Provided records:
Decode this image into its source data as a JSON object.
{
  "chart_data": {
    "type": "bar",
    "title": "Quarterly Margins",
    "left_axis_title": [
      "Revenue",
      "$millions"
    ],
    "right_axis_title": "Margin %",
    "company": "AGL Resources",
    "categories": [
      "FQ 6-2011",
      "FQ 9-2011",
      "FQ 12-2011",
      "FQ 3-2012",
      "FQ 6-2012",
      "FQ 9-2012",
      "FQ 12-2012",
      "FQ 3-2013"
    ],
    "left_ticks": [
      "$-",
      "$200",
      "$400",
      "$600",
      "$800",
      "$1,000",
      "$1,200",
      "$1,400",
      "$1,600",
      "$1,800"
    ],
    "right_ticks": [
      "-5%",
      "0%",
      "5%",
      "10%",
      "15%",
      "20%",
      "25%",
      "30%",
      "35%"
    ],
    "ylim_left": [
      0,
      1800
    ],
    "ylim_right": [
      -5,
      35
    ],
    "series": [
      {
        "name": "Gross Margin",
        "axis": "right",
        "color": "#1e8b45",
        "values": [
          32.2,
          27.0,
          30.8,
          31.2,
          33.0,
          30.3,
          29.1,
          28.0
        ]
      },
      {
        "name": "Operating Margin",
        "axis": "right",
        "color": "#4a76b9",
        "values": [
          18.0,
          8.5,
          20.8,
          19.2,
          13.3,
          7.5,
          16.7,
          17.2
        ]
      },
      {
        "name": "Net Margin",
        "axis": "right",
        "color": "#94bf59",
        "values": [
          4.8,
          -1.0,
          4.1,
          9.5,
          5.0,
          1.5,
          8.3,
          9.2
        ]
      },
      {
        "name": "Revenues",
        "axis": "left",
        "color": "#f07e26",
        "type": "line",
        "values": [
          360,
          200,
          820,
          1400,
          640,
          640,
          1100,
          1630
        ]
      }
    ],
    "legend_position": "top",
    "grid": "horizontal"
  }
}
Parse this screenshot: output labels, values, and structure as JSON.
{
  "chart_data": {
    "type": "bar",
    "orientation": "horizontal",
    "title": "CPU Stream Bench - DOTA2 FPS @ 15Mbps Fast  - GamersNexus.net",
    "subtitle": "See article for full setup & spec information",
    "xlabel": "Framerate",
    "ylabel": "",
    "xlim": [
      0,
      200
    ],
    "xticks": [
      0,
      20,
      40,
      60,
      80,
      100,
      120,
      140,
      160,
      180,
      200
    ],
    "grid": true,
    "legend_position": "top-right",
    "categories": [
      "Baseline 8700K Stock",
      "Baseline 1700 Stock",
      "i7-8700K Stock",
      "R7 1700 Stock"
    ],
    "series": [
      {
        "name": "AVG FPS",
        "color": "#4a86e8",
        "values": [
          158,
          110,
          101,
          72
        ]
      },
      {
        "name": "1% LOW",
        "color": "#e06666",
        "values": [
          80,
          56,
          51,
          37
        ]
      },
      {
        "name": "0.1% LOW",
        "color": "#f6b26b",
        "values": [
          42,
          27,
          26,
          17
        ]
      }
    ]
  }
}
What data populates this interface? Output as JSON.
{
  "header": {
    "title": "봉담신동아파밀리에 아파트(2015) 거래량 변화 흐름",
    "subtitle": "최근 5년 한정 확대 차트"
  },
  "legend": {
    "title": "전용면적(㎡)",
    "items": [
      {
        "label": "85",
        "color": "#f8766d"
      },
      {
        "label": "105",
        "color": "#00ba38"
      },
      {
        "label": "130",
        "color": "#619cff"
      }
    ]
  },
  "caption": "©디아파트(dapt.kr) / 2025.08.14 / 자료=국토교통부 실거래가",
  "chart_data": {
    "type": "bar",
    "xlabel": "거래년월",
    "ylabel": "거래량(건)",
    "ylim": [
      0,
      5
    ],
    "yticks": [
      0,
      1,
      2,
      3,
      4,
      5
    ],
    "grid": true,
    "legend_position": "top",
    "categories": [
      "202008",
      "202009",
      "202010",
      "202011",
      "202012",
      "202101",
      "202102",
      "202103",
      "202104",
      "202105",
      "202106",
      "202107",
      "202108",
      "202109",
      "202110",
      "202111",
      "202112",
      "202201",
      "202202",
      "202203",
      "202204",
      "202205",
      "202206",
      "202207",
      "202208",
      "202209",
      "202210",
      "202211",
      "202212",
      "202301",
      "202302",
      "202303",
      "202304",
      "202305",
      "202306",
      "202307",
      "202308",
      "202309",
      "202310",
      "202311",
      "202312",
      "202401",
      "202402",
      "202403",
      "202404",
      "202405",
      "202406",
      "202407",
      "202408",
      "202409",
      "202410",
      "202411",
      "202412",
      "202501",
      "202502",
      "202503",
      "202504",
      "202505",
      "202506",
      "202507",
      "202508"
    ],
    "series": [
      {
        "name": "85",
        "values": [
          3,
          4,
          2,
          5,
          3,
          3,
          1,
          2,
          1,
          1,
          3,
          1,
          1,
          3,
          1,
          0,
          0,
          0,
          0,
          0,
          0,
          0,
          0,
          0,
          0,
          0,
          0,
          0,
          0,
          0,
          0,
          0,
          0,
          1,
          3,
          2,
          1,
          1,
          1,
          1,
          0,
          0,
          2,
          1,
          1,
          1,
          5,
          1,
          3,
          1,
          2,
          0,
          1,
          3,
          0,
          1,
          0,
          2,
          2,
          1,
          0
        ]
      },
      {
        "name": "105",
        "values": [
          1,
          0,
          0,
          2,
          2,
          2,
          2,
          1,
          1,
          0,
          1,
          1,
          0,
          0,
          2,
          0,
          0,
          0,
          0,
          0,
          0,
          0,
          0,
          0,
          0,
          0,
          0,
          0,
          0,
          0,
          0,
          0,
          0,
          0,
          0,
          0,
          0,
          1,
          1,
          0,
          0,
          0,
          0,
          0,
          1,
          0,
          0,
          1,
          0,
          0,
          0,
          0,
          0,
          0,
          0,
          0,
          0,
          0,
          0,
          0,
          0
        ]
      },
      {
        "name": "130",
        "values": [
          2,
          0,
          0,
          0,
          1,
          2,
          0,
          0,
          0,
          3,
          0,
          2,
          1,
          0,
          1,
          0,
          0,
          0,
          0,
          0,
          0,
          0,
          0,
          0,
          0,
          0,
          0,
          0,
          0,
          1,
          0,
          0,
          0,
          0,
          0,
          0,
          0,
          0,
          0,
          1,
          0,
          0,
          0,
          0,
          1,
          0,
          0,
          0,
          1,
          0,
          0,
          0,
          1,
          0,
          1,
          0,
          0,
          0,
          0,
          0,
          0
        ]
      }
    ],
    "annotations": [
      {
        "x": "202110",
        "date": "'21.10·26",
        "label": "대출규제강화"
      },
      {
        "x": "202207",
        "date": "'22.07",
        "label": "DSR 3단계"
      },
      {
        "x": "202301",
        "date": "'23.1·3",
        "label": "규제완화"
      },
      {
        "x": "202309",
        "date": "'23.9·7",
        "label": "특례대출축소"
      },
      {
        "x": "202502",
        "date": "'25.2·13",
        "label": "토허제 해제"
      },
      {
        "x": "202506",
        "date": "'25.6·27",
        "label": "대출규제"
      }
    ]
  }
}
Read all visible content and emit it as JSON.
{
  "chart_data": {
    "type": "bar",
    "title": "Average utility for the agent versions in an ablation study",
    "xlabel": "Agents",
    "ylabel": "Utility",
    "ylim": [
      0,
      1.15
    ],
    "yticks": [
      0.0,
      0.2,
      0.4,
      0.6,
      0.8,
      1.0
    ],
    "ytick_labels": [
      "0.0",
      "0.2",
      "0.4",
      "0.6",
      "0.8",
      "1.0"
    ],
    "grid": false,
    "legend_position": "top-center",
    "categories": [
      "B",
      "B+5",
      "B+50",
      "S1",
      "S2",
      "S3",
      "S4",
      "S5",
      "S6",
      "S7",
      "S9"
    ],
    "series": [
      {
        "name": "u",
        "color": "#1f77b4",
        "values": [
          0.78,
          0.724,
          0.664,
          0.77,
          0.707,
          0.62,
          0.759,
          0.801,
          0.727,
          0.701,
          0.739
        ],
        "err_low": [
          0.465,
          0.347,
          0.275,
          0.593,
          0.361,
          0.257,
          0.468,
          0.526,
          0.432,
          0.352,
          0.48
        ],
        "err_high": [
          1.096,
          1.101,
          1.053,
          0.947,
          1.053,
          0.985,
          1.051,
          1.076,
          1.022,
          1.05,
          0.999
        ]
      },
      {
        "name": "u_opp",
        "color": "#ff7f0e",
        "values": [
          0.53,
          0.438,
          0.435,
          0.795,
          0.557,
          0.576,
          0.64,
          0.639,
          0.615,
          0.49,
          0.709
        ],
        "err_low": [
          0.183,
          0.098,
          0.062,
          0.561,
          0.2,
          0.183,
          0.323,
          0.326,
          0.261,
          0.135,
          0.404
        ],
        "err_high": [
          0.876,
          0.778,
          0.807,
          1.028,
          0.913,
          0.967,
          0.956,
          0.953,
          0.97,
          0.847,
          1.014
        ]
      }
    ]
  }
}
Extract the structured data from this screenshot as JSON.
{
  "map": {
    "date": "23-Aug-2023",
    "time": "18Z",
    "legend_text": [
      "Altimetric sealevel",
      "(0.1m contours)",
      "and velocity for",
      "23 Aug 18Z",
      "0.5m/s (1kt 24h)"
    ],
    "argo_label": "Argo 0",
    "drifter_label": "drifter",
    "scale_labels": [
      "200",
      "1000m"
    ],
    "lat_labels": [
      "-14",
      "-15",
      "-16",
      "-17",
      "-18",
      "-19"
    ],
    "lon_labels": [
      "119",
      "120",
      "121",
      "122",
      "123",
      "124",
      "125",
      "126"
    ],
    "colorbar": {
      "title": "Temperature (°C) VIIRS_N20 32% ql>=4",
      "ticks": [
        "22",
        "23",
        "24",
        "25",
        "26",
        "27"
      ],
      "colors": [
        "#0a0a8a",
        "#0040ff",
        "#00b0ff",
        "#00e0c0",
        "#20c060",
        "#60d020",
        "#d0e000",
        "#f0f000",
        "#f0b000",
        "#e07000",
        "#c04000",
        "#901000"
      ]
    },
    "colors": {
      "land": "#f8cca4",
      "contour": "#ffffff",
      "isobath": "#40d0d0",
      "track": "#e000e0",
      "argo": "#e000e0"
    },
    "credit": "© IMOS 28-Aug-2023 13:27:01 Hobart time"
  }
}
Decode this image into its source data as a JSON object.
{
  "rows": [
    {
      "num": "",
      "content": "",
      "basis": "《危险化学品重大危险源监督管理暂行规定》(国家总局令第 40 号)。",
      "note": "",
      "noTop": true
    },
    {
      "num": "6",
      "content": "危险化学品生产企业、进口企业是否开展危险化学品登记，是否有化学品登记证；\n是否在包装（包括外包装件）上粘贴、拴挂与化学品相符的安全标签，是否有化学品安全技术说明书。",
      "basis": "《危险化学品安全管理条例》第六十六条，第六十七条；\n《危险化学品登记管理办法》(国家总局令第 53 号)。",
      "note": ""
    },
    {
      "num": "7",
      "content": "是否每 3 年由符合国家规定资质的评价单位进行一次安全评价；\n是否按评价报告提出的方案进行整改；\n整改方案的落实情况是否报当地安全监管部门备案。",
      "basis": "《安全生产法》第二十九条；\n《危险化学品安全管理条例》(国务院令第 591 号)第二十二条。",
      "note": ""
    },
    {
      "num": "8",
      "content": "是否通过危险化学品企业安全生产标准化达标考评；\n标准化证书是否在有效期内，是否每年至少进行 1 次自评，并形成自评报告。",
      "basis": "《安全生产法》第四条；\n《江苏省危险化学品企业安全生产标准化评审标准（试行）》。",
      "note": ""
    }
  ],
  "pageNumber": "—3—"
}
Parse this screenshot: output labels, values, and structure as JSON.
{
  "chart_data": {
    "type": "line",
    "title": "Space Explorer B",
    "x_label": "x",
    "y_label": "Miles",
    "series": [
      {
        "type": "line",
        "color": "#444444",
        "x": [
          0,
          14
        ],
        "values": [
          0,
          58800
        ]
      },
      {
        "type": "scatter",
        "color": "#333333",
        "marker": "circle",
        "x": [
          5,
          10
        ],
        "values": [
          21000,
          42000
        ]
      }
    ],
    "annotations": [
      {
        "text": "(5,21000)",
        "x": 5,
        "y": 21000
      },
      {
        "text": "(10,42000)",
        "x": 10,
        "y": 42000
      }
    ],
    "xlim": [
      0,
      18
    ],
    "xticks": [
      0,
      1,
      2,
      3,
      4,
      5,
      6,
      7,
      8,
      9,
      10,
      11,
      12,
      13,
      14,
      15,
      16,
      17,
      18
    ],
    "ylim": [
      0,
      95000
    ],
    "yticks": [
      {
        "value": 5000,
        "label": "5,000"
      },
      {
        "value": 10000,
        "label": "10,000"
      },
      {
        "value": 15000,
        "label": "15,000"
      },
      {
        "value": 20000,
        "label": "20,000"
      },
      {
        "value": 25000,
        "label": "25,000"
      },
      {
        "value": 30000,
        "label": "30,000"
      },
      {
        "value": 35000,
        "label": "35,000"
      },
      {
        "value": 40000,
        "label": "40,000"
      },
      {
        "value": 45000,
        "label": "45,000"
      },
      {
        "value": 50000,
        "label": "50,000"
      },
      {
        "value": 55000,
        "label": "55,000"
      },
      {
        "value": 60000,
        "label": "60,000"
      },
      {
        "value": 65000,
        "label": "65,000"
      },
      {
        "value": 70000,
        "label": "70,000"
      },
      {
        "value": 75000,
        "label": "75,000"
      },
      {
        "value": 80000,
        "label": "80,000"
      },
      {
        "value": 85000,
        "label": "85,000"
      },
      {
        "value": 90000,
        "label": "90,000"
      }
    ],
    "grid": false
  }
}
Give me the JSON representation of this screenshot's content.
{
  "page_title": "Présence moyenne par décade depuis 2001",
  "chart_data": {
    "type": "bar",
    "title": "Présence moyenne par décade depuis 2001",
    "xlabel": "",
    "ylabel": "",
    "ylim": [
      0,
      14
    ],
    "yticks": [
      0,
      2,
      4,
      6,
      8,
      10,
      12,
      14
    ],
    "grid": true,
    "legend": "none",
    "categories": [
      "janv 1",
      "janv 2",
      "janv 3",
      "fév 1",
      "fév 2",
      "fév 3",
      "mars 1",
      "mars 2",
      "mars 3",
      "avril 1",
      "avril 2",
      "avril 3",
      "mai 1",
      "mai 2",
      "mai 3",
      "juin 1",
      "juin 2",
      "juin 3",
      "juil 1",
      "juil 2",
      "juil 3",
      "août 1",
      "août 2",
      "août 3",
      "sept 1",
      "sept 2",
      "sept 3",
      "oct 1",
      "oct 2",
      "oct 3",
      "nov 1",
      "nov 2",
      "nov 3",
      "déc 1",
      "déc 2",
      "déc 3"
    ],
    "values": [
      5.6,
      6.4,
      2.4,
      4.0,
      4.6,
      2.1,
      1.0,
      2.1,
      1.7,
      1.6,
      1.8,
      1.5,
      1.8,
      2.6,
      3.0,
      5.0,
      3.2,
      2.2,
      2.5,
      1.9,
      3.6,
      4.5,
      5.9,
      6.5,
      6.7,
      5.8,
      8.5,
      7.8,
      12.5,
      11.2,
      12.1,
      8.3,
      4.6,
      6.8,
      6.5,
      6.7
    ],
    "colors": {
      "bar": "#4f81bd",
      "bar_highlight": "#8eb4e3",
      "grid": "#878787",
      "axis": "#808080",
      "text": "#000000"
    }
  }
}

Instructions to follow: Give the number of lines containing the word "安全生产法". No other answer is needed.

Task answer: 2